__TASK TO CARRY OUT__. Print every one of the following entries again verbatim, keeping each line unchanged.

[Spatial layout data]

####################

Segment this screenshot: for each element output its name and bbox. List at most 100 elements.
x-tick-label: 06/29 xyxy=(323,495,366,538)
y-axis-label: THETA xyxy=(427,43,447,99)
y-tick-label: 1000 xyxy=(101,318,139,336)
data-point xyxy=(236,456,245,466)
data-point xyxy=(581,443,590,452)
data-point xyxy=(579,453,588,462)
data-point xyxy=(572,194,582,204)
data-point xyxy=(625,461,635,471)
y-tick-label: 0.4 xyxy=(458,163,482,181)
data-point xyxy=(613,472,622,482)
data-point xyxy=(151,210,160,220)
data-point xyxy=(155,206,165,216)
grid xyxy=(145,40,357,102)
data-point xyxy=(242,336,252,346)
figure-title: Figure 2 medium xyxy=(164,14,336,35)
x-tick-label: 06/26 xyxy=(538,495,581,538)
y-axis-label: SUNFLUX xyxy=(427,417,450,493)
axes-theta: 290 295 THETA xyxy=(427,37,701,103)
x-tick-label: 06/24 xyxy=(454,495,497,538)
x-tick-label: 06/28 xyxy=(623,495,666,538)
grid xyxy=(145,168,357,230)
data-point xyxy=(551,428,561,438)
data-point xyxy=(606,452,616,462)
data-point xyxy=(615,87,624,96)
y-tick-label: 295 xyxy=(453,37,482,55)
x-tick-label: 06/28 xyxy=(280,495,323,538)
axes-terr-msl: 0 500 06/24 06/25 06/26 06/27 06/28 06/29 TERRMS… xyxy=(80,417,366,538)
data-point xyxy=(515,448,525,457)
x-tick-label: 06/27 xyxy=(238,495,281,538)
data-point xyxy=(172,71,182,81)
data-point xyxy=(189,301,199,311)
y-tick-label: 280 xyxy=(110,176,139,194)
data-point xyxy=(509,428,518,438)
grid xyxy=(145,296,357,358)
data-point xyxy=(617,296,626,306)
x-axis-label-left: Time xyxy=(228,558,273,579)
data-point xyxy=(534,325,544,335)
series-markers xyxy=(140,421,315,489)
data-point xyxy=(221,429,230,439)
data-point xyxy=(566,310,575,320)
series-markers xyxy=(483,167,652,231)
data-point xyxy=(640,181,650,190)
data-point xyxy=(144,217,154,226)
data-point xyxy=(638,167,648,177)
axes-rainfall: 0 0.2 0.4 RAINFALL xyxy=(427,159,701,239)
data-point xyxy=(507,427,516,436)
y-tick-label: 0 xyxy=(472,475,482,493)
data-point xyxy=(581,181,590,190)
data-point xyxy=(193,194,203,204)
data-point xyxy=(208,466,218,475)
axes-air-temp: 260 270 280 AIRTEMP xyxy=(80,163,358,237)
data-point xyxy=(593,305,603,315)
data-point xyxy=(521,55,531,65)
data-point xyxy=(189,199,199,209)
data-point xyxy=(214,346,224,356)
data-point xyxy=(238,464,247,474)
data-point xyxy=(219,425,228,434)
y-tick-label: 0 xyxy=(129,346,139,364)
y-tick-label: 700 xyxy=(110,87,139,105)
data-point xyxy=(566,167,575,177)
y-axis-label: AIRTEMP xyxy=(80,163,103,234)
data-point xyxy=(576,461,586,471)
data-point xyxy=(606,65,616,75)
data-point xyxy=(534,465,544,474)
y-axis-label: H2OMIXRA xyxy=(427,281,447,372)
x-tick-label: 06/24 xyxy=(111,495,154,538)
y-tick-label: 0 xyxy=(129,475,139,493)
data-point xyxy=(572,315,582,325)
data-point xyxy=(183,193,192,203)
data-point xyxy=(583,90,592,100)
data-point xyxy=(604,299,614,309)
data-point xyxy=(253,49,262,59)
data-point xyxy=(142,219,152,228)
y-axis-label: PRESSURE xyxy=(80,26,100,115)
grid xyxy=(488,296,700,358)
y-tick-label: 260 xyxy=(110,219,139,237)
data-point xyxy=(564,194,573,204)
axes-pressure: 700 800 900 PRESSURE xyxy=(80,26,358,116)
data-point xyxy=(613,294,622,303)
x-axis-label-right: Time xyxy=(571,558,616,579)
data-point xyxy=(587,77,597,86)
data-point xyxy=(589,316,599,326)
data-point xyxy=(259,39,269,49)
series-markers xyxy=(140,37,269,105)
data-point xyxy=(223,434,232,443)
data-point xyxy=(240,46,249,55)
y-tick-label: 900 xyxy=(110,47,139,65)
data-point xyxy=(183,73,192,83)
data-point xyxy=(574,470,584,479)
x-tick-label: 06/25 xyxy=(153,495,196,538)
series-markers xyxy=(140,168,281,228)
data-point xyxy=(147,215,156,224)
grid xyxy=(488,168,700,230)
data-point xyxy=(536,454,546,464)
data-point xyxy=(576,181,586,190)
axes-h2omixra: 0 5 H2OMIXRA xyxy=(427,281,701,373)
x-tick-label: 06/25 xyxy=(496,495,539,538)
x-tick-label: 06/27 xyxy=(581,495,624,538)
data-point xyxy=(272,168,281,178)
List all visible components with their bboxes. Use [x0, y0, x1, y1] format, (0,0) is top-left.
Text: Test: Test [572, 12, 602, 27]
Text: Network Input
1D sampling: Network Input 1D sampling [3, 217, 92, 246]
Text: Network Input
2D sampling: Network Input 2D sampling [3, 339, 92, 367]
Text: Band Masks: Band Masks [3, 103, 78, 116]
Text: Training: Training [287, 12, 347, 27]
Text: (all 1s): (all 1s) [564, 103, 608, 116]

####################

__WRITTEN SOLUTION__.
Segment this screenshot: for each element output its name and bbox. List at most 100 elements.
x-tick-label: 06/29 xyxy=(323,495,366,538)
y-axis-label: THETA xyxy=(427,43,447,99)
y-tick-label: 1000 xyxy=(101,318,139,336)
data-point xyxy=(236,456,245,466)
data-point xyxy=(581,443,590,452)
data-point xyxy=(579,453,588,462)
data-point xyxy=(572,194,582,204)
data-point xyxy=(625,461,635,471)
y-tick-label: 0.4 xyxy=(458,163,482,181)
data-point xyxy=(613,472,622,482)
data-point xyxy=(151,210,160,220)
data-point xyxy=(155,206,165,216)
grid xyxy=(145,40,357,102)
data-point xyxy=(242,336,252,346)
figure-title: Figure 2 medium xyxy=(164,14,336,35)
x-tick-label: 06/26 xyxy=(538,495,581,538)
y-axis-label: SUNFLUX xyxy=(427,417,450,493)
axes-theta: 290 295 THETA xyxy=(427,37,701,103)
x-tick-label: 06/24 xyxy=(454,495,497,538)
x-tick-label: 06/28 xyxy=(623,495,666,538)
grid xyxy=(145,168,357,230)
data-point xyxy=(551,428,561,438)
data-point xyxy=(606,452,616,462)
data-point xyxy=(615,87,624,96)
y-tick-label: 295 xyxy=(453,37,482,55)
x-tick-label: 06/28 xyxy=(280,495,323,538)
axes-terr-msl: 0 500 06/24 06/25 06/26 06/27 06/28 06/29 TERRMS… xyxy=(80,417,366,538)
data-point xyxy=(515,448,525,457)
x-tick-label: 06/27 xyxy=(238,495,281,538)
data-point xyxy=(172,71,182,81)
data-point xyxy=(189,301,199,311)
y-tick-label: 280 xyxy=(110,176,139,194)
data-point xyxy=(509,428,518,438)
grid xyxy=(145,296,357,358)
data-point xyxy=(617,296,626,306)
x-axis-label-left: Time xyxy=(228,558,273,579)
data-point xyxy=(534,325,544,335)
series-markers xyxy=(140,421,315,489)
data-point xyxy=(221,429,230,439)
data-point xyxy=(566,310,575,320)
series-markers xyxy=(483,167,652,231)
data-point xyxy=(640,181,650,190)
data-point xyxy=(144,217,154,226)
data-point xyxy=(638,167,648,177)
axes-rainfall: 0 0.2 0.4 RAINFALL xyxy=(427,159,701,239)
data-point xyxy=(507,427,516,436)
y-tick-label: 0 xyxy=(472,475,482,493)
data-point xyxy=(581,181,590,190)
data-point xyxy=(193,194,203,204)
data-point xyxy=(208,466,218,475)
axes-air-temp: 260 270 280 AIRTEMP xyxy=(80,163,358,237)
data-point xyxy=(593,305,603,315)
data-point xyxy=(521,55,531,65)
data-point xyxy=(189,199,199,209)
data-point xyxy=(214,346,224,356)
data-point xyxy=(238,464,247,474)
data-point xyxy=(219,425,228,434)
y-tick-label: 0 xyxy=(129,346,139,364)
y-tick-label: 700 xyxy=(110,87,139,105)
data-point xyxy=(566,167,575,177)
y-axis-label: AIRTEMP xyxy=(80,163,103,234)
data-point xyxy=(576,461,586,471)
data-point xyxy=(606,65,616,75)
data-point xyxy=(534,465,544,474)
y-axis-label: H2OMIXRA xyxy=(427,281,447,372)
x-tick-label: 06/24 xyxy=(111,495,154,538)
y-tick-label: 0 xyxy=(129,475,139,493)
data-point xyxy=(572,315,582,325)
data-point xyxy=(183,193,192,203)
data-point xyxy=(583,90,592,100)
data-point xyxy=(604,299,614,309)
data-point xyxy=(253,49,262,59)
data-point xyxy=(142,219,152,228)
y-axis-label: PRESSURE xyxy=(80,26,100,115)
grid xyxy=(488,296,700,358)
y-tick-label: 260 xyxy=(110,219,139,237)
data-point xyxy=(564,194,573,204)
axes-pressure: 700 800 900 PRESSURE xyxy=(80,26,358,116)
data-point xyxy=(613,294,622,303)
x-axis-label-right: Time xyxy=(571,558,616,579)
data-point xyxy=(587,77,597,86)
data-point xyxy=(589,316,599,326)
data-point xyxy=(259,39,269,49)
series-markers xyxy=(140,37,269,105)
data-point xyxy=(223,434,232,443)
data-point xyxy=(240,46,249,55)
y-tick-label: 900 xyxy=(110,47,139,65)
data-point xyxy=(183,73,192,83)
data-point xyxy=(574,470,584,479)
x-tick-label: 06/25 xyxy=(153,495,196,538)
series-markers xyxy=(140,168,281,228)
data-point xyxy=(147,215,156,224)
grid xyxy=(488,168,700,230)
data-point xyxy=(536,454,546,464)
data-point xyxy=(576,181,586,190)
axes-h2omixra: 0 5 H2OMIXRA xyxy=(427,281,701,373)
x-tick-label: 06/25 xyxy=(496,495,539,538)
x-tick-label: 06/27 xyxy=(581,495,624,538)
data-point xyxy=(272,168,281,178)
List all visible components with their bboxes. Use [x0, y0, x1, y1] format, (0,0) is top-left.
Text: Test: Test [572, 12, 602, 27]
Text: Network Input
1D sampling: Network Input 1D sampling [3, 217, 92, 246]
Text: Network Input
2D sampling: Network Input 2D sampling [3, 339, 92, 367]
Text: Band Masks: Band Masks [3, 103, 78, 116]
Text: Training: Training [287, 12, 347, 27]
Text: (all 1s): (all 1s) [564, 103, 608, 116]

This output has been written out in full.